> [Problem details] Copy each line of the material below that includes the string "العنوان".

> [Recorded data]

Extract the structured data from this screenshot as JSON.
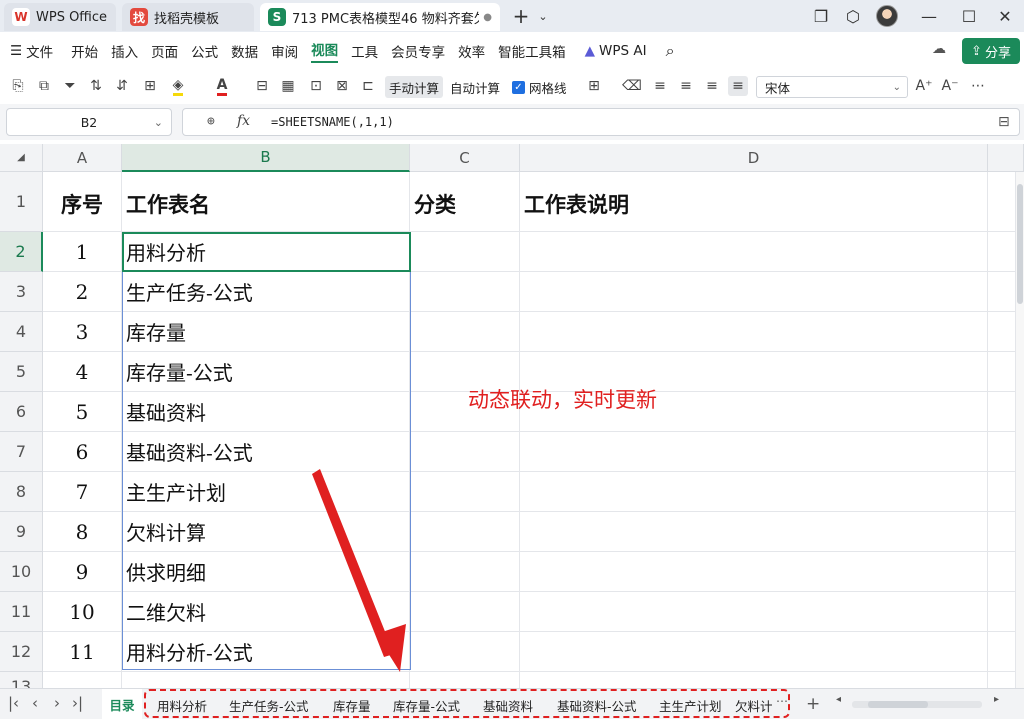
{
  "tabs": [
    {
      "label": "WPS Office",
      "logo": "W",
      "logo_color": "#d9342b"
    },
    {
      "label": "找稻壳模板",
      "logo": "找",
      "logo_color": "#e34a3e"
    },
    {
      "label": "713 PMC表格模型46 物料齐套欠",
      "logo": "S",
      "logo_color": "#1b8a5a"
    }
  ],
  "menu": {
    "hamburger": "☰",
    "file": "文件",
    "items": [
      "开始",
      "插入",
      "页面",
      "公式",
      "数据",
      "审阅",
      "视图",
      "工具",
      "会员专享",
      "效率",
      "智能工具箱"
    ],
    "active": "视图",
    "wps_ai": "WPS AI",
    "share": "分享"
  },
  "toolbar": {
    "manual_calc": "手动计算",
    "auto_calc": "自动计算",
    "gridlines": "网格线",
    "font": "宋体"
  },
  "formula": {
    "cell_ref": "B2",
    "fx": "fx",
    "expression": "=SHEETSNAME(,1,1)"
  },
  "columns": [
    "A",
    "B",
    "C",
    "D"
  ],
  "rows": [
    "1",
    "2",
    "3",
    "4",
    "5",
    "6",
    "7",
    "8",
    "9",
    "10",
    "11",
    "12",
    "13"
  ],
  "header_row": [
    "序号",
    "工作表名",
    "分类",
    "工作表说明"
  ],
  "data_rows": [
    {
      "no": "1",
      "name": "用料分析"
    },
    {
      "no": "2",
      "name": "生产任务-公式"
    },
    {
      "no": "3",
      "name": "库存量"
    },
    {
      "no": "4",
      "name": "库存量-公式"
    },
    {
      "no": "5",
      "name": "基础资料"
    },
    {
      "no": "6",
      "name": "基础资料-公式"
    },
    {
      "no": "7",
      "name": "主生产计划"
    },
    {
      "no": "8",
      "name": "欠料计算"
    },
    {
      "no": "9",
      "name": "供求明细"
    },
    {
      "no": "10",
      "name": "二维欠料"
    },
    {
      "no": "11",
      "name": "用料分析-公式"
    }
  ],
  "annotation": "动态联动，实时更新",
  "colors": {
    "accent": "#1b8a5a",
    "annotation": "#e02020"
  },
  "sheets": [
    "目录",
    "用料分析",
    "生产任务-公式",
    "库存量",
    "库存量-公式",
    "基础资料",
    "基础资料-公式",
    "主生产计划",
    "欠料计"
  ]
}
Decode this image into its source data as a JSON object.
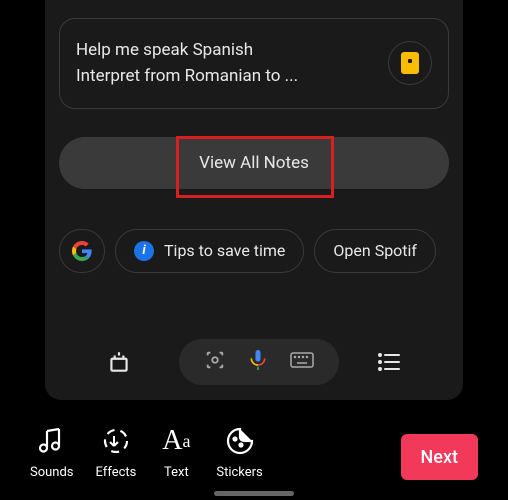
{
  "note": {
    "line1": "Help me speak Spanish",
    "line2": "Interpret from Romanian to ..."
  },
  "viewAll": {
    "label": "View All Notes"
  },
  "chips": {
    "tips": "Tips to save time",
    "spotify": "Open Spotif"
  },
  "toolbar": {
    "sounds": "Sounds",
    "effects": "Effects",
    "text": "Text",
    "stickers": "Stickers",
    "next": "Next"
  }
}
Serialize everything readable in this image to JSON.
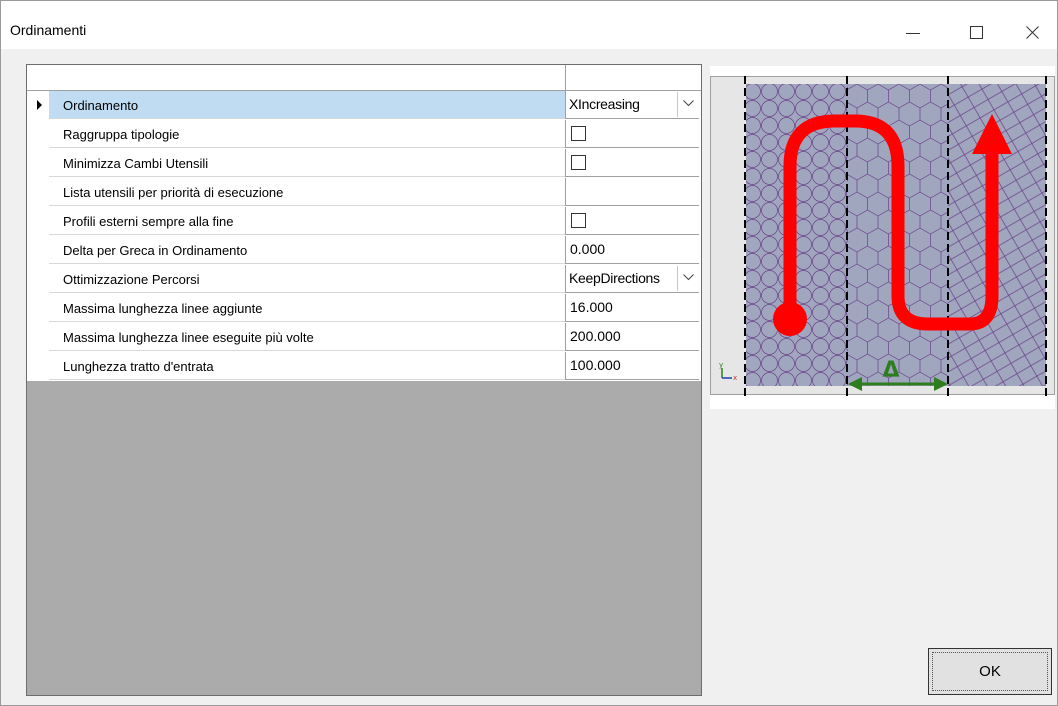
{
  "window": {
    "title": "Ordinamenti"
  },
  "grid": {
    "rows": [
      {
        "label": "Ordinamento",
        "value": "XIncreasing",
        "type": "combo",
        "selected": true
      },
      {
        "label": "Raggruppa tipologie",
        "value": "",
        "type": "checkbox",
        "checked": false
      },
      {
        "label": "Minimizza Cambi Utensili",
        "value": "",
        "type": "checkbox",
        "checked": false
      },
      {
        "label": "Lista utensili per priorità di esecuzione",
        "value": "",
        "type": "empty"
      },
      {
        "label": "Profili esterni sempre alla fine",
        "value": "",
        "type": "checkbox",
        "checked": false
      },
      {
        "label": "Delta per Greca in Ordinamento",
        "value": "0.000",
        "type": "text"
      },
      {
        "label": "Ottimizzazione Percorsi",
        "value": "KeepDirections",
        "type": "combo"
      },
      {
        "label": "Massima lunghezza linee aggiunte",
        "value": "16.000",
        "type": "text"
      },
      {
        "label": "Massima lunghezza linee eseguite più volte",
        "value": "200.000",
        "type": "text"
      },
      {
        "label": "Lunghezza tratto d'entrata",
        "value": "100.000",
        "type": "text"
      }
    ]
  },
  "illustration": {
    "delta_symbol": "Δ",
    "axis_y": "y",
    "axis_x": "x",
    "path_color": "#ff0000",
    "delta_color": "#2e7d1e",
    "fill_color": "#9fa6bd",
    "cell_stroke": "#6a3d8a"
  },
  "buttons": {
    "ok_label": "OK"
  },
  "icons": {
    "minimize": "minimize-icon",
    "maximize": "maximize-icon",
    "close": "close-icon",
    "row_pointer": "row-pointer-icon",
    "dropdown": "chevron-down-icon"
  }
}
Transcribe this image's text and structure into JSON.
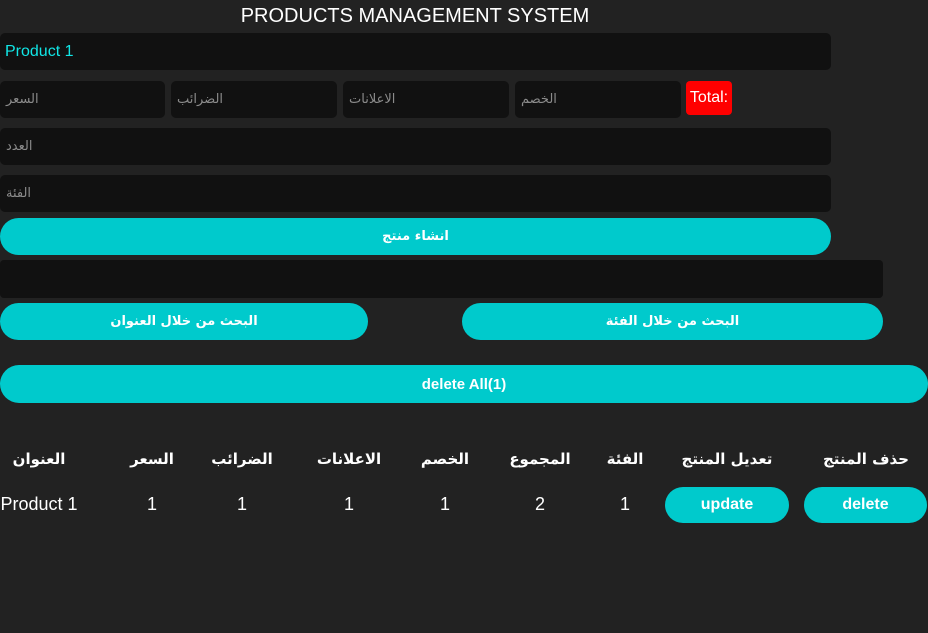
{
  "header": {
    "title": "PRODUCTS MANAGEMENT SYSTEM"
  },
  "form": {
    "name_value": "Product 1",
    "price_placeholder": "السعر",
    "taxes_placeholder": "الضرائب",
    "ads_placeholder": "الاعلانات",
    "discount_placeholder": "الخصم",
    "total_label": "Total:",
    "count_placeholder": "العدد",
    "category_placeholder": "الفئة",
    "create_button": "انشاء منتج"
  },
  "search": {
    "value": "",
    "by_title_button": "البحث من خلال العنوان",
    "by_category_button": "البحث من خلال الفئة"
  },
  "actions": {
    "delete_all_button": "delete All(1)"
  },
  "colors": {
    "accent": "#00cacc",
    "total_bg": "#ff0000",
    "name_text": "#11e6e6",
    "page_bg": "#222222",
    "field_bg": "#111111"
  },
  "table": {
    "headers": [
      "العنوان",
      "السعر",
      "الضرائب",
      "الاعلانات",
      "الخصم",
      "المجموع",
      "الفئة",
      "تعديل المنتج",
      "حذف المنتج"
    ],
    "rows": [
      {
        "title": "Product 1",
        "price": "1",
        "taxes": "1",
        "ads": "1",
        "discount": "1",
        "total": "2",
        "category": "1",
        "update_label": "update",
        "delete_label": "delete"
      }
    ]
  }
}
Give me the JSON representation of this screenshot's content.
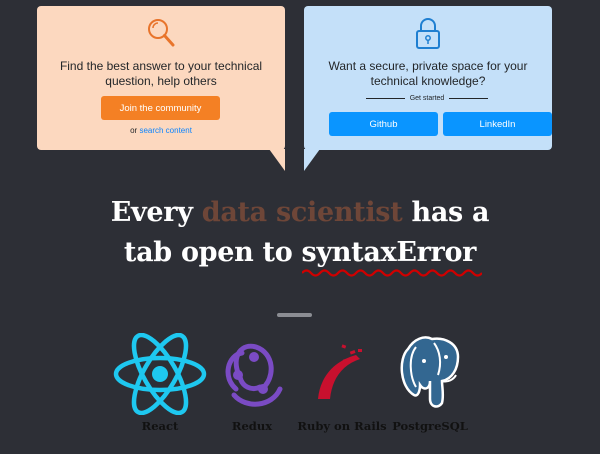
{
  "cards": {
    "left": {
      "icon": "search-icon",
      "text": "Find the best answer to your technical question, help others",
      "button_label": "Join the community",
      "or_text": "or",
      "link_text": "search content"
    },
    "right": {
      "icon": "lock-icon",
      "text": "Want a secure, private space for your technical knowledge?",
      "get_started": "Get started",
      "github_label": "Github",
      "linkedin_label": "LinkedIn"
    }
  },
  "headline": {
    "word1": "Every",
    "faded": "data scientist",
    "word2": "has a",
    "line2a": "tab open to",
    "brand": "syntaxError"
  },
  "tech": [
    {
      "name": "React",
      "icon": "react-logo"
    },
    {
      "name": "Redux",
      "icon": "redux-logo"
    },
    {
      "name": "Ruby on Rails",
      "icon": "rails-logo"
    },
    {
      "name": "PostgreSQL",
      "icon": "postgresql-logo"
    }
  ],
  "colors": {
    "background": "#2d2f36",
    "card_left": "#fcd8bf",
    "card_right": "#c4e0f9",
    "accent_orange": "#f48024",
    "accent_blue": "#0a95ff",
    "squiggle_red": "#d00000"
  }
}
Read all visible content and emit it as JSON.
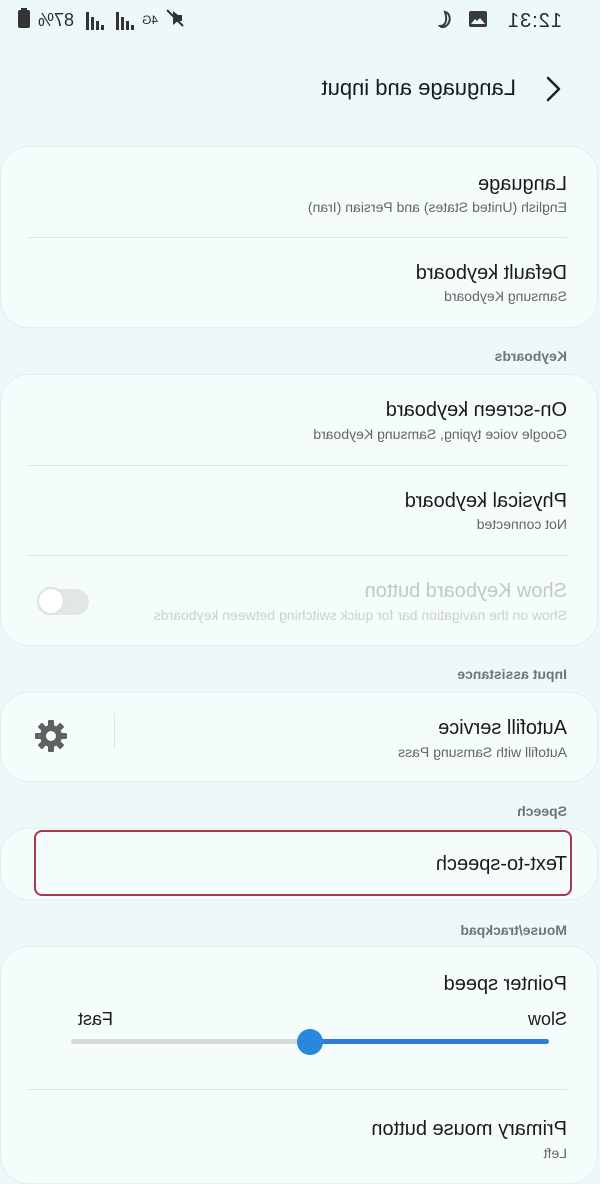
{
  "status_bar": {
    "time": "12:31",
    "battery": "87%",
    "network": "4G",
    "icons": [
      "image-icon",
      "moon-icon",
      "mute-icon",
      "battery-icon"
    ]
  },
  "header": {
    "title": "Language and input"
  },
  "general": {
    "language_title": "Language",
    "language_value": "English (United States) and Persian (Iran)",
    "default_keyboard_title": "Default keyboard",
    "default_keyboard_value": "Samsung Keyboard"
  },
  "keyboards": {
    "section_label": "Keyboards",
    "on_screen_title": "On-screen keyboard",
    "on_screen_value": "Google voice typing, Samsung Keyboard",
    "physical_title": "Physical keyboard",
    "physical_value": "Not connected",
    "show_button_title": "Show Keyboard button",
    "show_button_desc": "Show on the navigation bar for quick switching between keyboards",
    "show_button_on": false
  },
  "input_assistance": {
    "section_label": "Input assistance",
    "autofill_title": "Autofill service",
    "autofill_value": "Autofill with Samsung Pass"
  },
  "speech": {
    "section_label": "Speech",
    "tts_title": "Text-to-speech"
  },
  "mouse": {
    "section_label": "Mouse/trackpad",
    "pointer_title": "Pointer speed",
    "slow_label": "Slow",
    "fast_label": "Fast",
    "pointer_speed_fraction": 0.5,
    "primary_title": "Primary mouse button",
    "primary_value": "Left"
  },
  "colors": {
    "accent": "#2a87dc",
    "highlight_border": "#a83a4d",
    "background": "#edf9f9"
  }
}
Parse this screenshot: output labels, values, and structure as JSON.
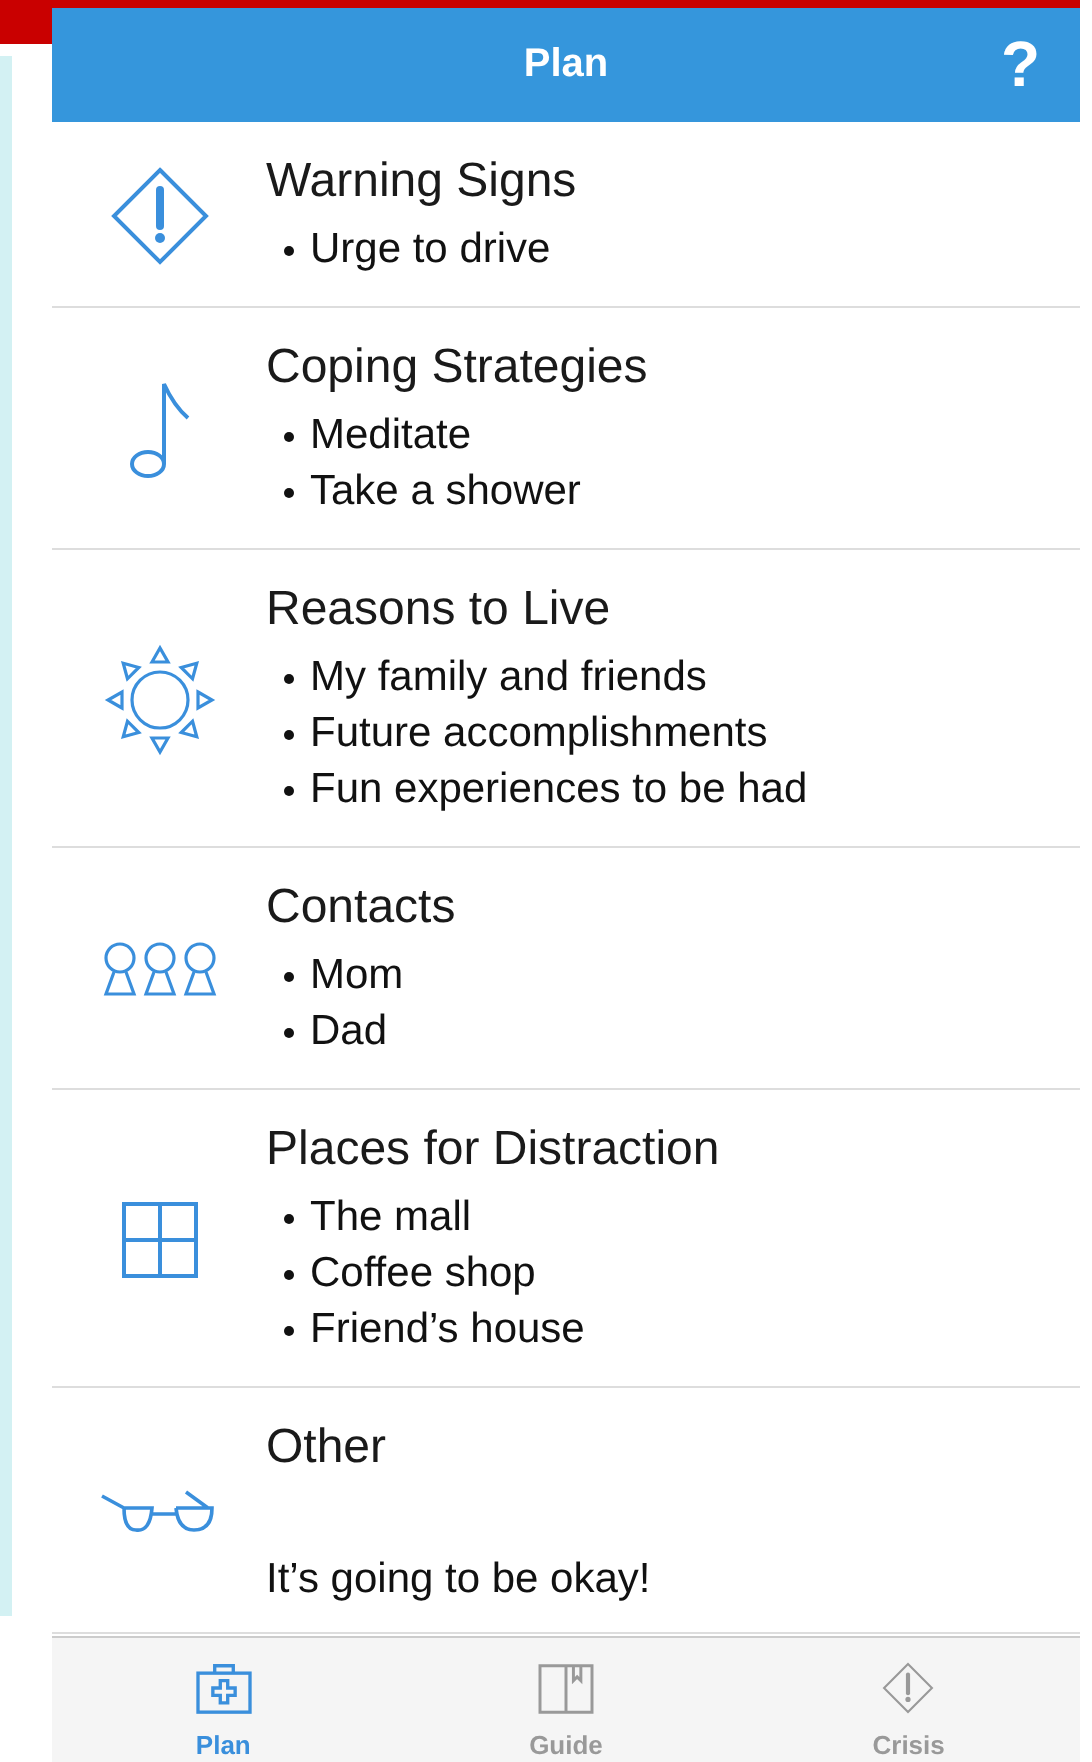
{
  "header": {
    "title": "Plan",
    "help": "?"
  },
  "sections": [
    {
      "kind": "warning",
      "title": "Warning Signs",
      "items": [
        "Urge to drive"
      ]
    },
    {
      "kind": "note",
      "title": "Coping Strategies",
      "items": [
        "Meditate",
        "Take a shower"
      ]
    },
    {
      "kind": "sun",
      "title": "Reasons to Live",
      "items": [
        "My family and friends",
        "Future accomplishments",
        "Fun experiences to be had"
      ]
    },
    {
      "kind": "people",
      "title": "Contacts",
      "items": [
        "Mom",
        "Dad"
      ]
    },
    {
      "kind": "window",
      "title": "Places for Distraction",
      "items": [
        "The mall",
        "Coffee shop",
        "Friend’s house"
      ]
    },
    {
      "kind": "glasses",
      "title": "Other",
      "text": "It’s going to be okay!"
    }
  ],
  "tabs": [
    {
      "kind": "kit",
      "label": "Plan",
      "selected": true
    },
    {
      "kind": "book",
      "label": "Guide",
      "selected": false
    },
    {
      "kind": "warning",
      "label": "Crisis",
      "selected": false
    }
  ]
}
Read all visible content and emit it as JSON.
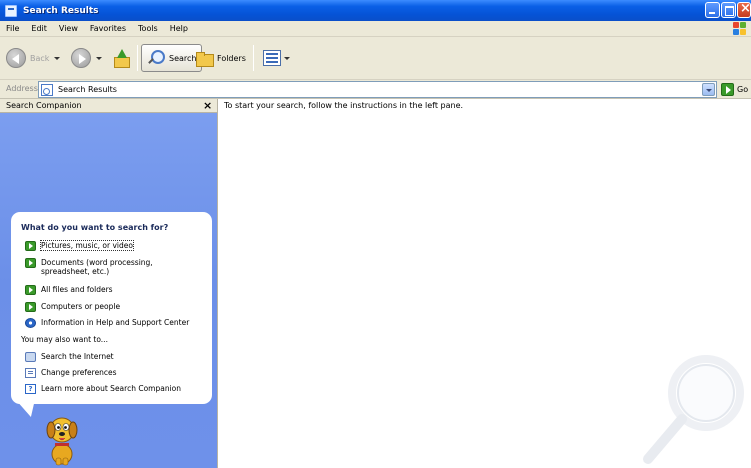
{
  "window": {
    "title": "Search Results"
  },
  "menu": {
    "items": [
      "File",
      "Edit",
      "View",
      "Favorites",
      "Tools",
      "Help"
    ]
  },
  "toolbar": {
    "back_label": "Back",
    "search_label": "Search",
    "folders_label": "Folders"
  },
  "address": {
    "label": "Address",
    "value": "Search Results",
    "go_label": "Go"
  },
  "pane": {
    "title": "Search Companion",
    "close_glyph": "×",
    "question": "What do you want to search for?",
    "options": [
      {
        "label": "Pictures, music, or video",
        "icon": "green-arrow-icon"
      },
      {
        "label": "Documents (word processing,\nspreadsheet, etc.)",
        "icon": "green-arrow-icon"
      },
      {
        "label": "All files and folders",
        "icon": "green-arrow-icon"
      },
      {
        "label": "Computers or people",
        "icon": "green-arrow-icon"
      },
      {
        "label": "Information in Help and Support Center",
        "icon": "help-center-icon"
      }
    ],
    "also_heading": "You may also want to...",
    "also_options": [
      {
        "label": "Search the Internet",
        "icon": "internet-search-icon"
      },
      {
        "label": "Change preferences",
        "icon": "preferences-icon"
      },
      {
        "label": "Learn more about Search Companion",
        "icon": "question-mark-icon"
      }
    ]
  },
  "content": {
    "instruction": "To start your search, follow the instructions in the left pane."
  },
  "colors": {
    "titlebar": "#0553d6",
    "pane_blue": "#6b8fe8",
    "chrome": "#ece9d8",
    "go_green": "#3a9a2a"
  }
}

> [Exercise answer]
    "by_title_button": "البحث من خلال العنوان",
      "العنوان",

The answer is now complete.